Find each line holding "level" and copy it out.

====

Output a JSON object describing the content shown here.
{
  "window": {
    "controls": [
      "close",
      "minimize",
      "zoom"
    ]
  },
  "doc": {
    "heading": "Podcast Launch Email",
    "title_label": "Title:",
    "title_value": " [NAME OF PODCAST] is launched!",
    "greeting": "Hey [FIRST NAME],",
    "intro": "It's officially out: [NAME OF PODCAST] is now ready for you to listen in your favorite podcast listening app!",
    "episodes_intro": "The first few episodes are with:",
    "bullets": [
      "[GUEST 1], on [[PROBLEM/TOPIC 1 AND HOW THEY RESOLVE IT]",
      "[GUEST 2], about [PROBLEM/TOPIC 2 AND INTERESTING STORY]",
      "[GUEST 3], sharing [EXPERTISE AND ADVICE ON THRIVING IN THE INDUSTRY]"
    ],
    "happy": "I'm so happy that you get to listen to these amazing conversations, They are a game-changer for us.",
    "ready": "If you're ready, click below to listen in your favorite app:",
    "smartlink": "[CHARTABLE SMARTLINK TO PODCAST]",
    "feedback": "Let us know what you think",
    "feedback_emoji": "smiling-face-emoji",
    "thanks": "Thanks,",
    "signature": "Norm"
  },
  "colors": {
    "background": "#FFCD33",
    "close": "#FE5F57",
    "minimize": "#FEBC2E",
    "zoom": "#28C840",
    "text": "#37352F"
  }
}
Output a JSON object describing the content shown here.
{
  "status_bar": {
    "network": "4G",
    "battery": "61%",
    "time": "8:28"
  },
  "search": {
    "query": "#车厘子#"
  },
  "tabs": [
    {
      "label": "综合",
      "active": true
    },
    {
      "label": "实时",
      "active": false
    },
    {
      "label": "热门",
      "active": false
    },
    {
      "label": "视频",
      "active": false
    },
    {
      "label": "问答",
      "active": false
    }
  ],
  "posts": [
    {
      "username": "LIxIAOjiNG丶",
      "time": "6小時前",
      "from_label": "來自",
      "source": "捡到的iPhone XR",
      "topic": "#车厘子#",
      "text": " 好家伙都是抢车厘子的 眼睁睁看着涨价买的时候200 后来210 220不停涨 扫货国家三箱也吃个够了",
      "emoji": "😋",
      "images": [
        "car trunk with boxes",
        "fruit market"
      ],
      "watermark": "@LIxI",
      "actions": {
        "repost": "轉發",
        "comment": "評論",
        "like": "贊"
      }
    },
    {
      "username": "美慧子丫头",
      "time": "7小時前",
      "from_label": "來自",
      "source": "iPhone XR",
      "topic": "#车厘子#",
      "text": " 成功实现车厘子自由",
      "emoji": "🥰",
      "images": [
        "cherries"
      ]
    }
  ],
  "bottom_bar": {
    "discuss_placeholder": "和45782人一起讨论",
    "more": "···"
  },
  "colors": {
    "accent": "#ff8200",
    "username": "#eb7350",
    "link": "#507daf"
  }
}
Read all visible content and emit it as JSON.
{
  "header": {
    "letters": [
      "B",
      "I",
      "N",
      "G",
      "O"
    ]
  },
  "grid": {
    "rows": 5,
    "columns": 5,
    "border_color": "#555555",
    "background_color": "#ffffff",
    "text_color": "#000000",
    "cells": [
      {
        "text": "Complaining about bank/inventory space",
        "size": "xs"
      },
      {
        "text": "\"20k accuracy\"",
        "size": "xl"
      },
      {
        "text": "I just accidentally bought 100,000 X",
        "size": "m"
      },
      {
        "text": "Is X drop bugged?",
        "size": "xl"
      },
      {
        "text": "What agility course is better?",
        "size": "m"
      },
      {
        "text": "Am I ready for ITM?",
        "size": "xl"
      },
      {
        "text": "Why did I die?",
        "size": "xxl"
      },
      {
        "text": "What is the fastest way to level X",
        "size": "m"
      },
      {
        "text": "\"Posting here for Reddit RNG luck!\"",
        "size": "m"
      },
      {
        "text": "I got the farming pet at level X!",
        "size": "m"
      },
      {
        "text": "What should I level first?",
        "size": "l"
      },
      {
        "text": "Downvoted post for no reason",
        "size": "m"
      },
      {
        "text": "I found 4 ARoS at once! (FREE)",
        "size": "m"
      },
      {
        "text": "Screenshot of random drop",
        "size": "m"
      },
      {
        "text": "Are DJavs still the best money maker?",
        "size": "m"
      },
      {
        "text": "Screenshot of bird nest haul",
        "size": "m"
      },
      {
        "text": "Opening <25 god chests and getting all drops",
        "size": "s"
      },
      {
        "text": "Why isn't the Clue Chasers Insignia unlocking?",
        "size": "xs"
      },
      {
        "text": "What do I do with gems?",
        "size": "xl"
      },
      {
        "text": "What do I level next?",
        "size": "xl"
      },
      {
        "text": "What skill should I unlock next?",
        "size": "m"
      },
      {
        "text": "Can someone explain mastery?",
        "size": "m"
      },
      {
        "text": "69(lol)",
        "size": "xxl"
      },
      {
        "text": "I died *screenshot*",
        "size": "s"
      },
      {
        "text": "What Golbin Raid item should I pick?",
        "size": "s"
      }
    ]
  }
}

====

■ EXPECTED OUTPUT
        "text": "What is the fastest way to level X",
        "text": "I got the farming pet at level X!",
        "text": "What should I level first?",
        "text": "What do I level next?",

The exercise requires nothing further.